=== 課題一覧 ===
(a) LLMの防御的コードに関する抜粋で「LLMが書くコードは、チュートリアルや教科書に」から始まる段落を、主な事実を落とさずに箇条書きへ書き直してください。
(b) LLMの防御的コードに関する抜粋から、「過度な防御プログラミングの実態」から「を事前に排除しようとします。」までをすべて、一字一句変えずに引用してください。

=== 提示された抜粋 ===
======

前にLLMにコード生成を頼んだ時、関数の中でひたすらif
文とtry-catchが連続していて、「そこまでチェックする必要あるか?」と思いました。Karpathyの指摘を見て、あれは自分の指示の問題じゃなくて、LLM全体の傾向だったと分かりました。
過度な防御プログラミングの実態
LLMが書くコードには、いくつかの特徴的なパターンがあります。
1. 不要なチェックの連続
通常のプログラミングならif (a && b)
で済む箇所を、LLMは以下のように書きます:
if a is not None:
if b is not None:
if isinstance(a, int):
if isinstance(b, int):
if b != 0:
result = a / b
実務ではa / b
を直接書いて、例外が出たら出たでキャッチすればいいです。でもLLMは、ありとあらゆる可能性を事前に排除しようとします。
2. 例外を飲み込む
もっと厄介なのが、例外を捕捉してそのまま無視するコードです。
try:
result = some_function()
except Exception:
pass # ← 何もしない
これは「例外を出さない」という目標は達成していますが、実際のエラーを隠蔽しています。デバッグが地獄になります。
3. チュートリアル的なエラーハンドリング
LLMが書くコードは、チュートリアルや教科書に載っているような「丁寧すぎる」エラーハンドリングが多いです。実務では、エラーメッセージは簡潔に、必要な情報だけ出せばいいです。でもLLMは、ユーザーに優しいメッセージを出そうと、長文のエラーメッセージを生成します。
前にLLMが生成したエラーメッセージが、実際のエラー箇所を示さず「問題が発生しました。もう一度お試しください」みたいな無意味なメッセージになっていて、デバッグに時間がかかりました。
開発者の反応
Hacker Newsのコメント欄では、複数の開発者が似たような経験を共有していました。
「トラウマ的に過剰訓練されている」: あるコメントでは、LLMが「traumatically over-trained」(トラウマ的に過剰訓練されている)と表現されていました。強化学習のプロセスで、例外を出すたびにペナルティを受けた結果、例外を恐れるようになったという見方です。
「ユーザーを幸せにすることに集中しすぎ」: LLMは「コードの品質」よりも「ユーザーが満足する結果」を優先します。エラーが出るとユーザーが不快に感じる→だから例外を徹底的に回避する、という論理です。
「Fail Fast原則の無視」: 多くの開発者は「早く失敗する(Fail Fast)」を推奨しています。問題が起きたら即座に例外を出して停止する方が、後でデバッグしやすいです。でもLLMは、できる限りエラーを隠して実行を続けようとします。
実際、自分もLLMが生成したコードをレビューする時、まず最初に「余計なtry-catchを削る」作業をします。コードが冗長になるだけでなく、本当に必要なエラーハンドリングが見えにくくなります。
RLでの報酬設計が原因か
Karpathyの投稿では、強化学習(RL)での訓練が原因と示唆されています。
LLMは、コード生成後にそのコードが実行され、エラーが出るとマイナスの報酬を受け取ります。結果として、LLMは「例外を出さないコード」を書くことを学習します。

======

=== 抽出資料 ===
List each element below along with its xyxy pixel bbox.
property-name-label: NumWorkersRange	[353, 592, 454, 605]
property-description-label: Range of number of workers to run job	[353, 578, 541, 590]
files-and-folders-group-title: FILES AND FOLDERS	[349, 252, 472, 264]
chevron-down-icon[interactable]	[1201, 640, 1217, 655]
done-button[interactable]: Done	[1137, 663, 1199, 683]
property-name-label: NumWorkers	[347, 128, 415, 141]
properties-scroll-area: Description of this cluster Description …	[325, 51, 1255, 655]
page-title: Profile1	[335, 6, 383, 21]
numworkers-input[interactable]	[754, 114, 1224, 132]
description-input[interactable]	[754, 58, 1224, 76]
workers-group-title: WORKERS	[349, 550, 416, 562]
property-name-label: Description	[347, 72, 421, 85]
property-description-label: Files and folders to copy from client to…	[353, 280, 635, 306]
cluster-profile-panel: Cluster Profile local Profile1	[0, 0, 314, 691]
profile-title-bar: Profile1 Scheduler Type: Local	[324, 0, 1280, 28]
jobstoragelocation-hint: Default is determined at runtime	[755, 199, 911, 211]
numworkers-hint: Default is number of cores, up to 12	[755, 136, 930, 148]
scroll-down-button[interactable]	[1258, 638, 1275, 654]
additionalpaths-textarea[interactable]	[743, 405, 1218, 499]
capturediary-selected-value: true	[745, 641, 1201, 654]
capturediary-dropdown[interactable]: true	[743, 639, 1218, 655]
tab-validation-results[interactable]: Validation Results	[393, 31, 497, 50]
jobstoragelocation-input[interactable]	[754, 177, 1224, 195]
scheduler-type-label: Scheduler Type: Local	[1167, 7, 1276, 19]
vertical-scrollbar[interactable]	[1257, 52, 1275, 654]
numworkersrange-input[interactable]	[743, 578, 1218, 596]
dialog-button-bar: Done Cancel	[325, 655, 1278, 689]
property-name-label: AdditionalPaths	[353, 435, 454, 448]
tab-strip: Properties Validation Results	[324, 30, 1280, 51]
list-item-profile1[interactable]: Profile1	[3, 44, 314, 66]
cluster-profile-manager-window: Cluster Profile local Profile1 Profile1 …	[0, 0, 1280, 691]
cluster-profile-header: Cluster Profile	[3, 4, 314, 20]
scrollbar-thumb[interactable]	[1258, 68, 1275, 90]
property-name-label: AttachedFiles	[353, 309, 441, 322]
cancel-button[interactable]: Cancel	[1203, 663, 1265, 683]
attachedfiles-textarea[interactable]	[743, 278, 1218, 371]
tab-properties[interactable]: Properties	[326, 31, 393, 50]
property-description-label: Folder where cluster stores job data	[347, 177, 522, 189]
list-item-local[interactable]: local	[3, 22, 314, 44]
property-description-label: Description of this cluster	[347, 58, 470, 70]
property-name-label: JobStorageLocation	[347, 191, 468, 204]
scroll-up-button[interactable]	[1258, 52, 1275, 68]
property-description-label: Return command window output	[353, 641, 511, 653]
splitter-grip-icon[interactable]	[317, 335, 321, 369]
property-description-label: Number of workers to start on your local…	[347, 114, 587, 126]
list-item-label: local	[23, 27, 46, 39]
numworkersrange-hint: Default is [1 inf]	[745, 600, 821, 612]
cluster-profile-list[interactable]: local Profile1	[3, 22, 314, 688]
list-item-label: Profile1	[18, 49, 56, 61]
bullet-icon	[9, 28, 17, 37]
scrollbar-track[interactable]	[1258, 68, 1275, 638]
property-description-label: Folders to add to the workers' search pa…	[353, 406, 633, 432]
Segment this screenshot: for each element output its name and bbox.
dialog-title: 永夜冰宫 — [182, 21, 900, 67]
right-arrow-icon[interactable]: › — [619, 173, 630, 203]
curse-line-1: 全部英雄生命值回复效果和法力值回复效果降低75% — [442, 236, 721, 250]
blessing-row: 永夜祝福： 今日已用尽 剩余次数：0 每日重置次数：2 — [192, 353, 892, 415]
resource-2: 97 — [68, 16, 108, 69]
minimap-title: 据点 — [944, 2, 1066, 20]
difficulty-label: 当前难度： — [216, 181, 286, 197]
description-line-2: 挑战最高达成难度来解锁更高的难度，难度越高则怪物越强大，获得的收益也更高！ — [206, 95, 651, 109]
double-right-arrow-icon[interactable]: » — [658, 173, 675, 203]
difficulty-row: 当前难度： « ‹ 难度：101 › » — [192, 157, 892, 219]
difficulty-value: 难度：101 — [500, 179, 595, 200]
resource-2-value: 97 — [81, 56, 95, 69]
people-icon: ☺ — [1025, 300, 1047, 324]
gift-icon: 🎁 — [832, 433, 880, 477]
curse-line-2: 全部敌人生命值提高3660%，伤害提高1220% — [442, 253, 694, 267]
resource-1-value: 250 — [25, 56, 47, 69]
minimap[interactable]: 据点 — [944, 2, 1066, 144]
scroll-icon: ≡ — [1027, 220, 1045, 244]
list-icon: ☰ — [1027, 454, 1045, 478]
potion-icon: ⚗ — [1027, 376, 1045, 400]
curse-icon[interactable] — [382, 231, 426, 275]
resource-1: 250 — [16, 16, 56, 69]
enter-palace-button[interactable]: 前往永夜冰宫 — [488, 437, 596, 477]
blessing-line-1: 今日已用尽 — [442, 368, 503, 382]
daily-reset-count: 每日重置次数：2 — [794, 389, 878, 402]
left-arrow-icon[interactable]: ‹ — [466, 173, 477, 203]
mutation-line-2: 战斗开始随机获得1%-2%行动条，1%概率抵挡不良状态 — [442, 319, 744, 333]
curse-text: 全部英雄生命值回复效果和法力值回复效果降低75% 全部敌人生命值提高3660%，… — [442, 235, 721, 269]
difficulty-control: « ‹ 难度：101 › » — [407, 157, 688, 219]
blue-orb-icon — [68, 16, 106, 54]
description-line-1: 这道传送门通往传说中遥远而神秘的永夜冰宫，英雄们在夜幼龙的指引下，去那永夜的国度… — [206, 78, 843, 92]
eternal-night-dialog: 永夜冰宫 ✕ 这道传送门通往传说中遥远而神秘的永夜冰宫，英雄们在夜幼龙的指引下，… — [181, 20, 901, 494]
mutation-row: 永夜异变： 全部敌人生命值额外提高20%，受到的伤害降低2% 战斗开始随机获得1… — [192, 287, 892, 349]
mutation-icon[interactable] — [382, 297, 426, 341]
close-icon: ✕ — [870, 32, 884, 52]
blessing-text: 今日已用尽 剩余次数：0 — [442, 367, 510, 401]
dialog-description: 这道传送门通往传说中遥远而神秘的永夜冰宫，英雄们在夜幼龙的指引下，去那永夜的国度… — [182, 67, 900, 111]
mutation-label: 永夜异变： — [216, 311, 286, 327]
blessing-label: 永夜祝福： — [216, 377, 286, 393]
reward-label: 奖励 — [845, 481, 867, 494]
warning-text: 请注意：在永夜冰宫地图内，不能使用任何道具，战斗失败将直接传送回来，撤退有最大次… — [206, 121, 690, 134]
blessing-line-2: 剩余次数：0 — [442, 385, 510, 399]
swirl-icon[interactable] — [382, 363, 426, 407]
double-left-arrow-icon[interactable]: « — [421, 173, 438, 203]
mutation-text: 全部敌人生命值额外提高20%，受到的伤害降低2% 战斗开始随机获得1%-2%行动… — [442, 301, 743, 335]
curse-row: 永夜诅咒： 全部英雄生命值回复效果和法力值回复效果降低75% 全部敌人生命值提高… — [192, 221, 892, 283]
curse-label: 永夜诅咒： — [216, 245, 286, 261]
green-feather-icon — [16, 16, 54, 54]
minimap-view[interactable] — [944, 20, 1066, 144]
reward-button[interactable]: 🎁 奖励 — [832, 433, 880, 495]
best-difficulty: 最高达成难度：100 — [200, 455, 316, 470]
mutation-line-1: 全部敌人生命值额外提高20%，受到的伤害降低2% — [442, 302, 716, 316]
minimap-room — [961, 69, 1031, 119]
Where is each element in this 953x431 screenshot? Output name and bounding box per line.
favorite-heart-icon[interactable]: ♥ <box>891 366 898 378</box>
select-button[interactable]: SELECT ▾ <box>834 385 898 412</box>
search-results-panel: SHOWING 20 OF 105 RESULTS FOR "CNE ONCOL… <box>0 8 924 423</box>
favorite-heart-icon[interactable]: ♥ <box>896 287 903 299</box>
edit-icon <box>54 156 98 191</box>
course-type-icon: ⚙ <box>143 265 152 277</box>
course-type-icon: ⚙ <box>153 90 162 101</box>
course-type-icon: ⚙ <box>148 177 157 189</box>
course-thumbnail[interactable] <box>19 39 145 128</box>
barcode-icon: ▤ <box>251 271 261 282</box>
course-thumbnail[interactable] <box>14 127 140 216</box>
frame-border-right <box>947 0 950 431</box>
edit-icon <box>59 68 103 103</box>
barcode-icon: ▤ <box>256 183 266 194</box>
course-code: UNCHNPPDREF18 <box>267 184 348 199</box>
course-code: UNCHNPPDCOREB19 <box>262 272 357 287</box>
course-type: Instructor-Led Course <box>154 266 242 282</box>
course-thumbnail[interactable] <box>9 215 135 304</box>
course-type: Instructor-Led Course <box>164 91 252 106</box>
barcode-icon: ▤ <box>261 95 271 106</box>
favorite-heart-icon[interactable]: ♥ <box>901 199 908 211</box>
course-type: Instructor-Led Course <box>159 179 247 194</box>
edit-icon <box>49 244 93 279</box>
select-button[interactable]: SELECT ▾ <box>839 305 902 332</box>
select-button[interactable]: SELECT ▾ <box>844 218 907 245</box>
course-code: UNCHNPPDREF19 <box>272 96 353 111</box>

======

=== 課題の解答 ===
(a)
- LLMのコードには、チュートリアルや教科書のような「丁寧すぎる」エラーハンドリングが多い。
- 実務では、エラーメッセージは簡潔にし、必要な情報だけを出せばよい。
- LLMはユーザーに優しいメッセージを出そうとして、長文のエラーメッセージを生成する。

(b)
過度な防御プログラミングの実態
LLMが書くコードには、いくつかの特徴的なパターンがあります。
1. 不要なチェックの連続
通常のプログラミングならif (a && b)
で済む箇所を、LLMは以下のように書きます:
if a is not None:
if b is not None:
if isinstance(a, int):
if isinstance(b, int):
if b != 0:
result = a / b
実務ではa / b
を直接書いて、例外が出たら出たでキャッチすればいいです。でもLLMは、ありとあらゆる可能性を事前に排除しようとします。